Set problem: Return only the lines starting at the line that contains "Extract the structured" and ending with the final line of the listing; include both endpoints.
◇ ◇ ◇ ◇ ◇ ◇ ◇
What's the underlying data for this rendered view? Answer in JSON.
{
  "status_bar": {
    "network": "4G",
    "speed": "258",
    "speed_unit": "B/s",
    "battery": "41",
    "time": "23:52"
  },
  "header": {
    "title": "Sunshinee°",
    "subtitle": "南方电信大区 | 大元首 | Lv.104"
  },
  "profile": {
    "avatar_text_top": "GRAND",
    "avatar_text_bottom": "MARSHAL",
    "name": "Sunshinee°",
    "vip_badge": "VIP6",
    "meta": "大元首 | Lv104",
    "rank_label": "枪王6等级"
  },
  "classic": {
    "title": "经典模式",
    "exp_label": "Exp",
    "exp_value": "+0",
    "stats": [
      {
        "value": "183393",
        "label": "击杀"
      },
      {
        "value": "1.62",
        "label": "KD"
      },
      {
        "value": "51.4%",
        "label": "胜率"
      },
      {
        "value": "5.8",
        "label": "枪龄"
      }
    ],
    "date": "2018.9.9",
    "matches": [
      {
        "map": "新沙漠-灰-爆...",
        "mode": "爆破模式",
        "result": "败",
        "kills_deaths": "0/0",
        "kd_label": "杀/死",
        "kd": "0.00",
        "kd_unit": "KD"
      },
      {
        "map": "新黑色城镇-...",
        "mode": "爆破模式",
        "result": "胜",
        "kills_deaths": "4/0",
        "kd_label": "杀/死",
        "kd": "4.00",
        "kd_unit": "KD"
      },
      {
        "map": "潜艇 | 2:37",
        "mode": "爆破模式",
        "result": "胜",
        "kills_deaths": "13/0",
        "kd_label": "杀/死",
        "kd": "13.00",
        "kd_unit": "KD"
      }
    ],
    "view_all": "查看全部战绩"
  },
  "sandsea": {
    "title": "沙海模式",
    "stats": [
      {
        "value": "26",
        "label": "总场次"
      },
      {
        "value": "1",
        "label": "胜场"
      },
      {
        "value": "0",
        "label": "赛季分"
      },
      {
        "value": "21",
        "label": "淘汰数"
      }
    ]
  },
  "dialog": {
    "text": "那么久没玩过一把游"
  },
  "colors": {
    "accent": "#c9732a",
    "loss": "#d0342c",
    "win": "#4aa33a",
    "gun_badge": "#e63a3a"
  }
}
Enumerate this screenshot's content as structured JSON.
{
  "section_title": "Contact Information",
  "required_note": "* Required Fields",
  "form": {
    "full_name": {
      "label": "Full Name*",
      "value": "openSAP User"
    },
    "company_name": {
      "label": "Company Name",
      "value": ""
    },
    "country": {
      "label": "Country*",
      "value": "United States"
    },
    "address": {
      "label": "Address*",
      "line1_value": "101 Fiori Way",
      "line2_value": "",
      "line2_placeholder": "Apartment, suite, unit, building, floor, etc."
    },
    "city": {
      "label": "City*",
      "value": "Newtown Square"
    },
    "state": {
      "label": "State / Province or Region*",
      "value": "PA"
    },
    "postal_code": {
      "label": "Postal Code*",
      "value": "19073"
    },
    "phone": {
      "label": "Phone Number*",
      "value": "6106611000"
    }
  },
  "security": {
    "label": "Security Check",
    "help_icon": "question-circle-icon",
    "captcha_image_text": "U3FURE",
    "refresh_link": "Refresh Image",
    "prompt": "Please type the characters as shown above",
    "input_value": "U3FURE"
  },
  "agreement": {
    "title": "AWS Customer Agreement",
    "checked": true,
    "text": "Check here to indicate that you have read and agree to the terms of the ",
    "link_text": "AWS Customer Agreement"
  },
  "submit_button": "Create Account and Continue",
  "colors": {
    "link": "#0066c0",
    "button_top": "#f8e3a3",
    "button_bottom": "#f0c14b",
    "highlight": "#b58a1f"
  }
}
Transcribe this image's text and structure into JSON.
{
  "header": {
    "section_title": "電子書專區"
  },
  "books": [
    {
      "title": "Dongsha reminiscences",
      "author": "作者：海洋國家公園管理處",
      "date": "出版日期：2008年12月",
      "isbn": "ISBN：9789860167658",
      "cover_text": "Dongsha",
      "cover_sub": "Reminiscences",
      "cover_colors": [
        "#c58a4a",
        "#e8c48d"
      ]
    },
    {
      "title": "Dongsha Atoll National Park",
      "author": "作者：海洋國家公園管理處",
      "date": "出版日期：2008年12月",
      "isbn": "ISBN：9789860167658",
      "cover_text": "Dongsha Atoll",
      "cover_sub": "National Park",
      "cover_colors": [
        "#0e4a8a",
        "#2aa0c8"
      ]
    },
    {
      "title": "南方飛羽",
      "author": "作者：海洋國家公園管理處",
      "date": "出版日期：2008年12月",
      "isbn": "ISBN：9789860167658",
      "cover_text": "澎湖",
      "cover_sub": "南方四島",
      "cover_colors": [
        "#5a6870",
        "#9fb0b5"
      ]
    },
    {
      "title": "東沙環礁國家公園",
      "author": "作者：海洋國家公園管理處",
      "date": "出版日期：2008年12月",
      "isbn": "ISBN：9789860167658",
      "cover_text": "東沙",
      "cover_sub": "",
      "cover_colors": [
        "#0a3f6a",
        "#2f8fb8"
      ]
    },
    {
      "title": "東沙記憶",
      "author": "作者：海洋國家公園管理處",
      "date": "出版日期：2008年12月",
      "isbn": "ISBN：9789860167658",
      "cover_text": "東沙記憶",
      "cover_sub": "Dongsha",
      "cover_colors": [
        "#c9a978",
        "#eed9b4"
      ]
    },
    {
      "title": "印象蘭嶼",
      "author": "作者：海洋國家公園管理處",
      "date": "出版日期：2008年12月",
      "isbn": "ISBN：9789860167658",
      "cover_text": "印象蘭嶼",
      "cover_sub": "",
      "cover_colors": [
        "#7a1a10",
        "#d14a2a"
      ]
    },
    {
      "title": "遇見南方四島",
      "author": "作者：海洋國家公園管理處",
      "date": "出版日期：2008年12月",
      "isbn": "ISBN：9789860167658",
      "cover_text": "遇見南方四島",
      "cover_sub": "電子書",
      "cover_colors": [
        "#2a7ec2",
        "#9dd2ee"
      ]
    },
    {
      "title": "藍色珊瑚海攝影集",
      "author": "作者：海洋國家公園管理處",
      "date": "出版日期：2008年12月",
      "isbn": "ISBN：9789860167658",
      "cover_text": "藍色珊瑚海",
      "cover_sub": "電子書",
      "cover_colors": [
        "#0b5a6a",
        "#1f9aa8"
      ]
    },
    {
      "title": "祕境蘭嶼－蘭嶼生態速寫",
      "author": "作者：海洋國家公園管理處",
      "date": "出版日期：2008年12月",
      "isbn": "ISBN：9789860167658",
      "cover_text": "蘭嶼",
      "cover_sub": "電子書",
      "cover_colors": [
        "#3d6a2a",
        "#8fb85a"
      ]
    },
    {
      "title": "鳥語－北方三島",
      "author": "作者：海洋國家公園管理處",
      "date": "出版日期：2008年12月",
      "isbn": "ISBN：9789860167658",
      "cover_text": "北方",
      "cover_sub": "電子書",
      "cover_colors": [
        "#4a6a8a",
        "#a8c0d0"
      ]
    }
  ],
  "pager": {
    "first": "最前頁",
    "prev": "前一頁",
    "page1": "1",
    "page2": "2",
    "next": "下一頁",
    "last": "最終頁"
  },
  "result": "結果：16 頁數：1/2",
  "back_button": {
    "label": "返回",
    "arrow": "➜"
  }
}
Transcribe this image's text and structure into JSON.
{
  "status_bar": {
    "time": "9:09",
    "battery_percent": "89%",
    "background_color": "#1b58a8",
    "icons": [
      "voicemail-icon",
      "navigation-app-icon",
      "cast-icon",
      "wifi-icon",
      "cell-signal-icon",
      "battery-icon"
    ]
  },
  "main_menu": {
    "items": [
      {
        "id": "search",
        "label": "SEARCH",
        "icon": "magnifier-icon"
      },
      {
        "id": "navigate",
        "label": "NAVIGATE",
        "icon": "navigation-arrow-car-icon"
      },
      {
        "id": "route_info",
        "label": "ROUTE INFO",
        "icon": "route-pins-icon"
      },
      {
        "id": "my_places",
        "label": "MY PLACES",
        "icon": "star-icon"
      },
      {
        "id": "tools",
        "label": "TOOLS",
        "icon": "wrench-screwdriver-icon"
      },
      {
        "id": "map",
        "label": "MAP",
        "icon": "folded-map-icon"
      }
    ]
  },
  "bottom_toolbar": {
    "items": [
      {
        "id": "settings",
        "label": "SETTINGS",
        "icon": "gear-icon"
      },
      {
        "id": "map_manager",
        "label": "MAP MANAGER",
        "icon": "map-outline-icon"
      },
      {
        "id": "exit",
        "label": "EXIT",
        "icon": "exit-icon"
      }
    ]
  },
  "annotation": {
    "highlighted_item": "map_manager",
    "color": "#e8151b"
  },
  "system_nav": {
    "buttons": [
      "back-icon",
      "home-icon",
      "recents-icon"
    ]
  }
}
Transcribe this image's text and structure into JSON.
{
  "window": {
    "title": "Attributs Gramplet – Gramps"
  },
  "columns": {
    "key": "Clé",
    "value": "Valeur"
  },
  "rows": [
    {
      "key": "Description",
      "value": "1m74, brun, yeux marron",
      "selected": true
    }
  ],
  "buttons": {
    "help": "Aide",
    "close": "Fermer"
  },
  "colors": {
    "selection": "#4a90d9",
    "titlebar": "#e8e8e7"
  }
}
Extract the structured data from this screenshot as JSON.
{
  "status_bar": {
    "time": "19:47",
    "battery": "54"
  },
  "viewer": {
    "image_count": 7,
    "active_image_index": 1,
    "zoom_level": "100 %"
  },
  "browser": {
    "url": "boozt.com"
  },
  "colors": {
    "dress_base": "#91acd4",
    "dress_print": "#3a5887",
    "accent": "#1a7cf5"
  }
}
◇ ◇ ◇ ◇ ◇ ◇ ◇
Finished task:
Extract the structured data from this screenshot as JSON.
{
  "status_bar": {
    "time": "19:47",
    "battery": "54"
  },
  "viewer": {
    "image_count": 7,
    "active_image_index": 1,
    "zoom_level": "100 %"
  },
  "browser": {
    "url": "boozt.com"
  },
  "colors": {
    "dress_base": "#91acd4",
    "dress_print": "#3a5887",
    "accent": "#1a7cf5"
  }
}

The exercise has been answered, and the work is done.